=== What you need to do ===
Only the lines holding the string "this" are needed. Copy each one.

***

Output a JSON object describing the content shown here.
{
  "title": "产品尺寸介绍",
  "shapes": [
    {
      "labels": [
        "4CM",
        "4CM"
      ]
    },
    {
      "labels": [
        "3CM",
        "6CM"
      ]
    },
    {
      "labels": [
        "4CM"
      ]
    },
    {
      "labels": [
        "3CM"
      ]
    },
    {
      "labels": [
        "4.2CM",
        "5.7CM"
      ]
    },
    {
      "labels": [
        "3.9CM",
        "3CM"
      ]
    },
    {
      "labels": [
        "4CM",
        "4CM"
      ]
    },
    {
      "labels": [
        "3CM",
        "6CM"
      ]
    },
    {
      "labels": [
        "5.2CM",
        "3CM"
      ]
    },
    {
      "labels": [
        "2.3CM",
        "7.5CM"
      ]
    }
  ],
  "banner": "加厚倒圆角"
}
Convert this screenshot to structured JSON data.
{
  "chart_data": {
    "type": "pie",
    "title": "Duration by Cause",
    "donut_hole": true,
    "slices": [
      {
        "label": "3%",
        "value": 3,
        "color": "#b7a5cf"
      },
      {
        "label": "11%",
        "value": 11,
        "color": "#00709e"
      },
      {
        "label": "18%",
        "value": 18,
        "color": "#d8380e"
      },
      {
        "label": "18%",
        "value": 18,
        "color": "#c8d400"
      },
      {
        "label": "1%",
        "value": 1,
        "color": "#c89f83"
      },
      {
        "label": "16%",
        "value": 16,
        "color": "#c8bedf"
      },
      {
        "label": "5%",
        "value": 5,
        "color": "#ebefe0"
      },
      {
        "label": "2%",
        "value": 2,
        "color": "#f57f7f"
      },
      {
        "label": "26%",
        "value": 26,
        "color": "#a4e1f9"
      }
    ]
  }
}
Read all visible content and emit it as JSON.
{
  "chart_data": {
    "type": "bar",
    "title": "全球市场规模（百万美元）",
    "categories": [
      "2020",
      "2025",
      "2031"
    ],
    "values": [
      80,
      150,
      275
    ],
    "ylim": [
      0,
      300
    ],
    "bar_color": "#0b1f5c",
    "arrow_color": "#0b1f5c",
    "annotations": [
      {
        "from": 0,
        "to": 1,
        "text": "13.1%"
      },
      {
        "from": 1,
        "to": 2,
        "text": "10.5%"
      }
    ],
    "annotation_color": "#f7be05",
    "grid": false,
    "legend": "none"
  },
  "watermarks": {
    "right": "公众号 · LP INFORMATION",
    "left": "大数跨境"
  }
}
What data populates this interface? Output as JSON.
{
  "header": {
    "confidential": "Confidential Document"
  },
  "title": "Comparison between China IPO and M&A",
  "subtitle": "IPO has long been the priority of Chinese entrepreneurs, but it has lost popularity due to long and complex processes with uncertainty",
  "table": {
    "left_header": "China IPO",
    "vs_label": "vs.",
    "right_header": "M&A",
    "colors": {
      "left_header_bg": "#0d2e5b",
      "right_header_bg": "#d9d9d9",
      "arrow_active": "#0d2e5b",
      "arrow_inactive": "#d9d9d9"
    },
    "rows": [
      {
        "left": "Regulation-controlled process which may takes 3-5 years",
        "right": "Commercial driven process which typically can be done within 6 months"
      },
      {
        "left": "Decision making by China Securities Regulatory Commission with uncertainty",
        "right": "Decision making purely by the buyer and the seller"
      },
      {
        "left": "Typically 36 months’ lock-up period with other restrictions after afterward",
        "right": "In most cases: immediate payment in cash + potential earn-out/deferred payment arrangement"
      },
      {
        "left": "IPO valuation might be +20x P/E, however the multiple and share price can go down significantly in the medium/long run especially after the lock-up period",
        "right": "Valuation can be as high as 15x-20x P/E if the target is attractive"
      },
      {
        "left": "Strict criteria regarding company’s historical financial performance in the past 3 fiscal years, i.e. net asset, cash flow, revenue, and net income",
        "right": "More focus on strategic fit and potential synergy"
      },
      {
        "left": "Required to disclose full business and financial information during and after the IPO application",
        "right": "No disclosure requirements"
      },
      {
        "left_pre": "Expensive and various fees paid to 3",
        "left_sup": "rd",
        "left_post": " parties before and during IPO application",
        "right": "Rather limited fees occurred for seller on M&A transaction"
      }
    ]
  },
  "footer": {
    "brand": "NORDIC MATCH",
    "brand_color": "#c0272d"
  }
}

***

=== Written reply ===
Convert this screenshot to structured JSON data.
What data populates this interface? Output as JSON.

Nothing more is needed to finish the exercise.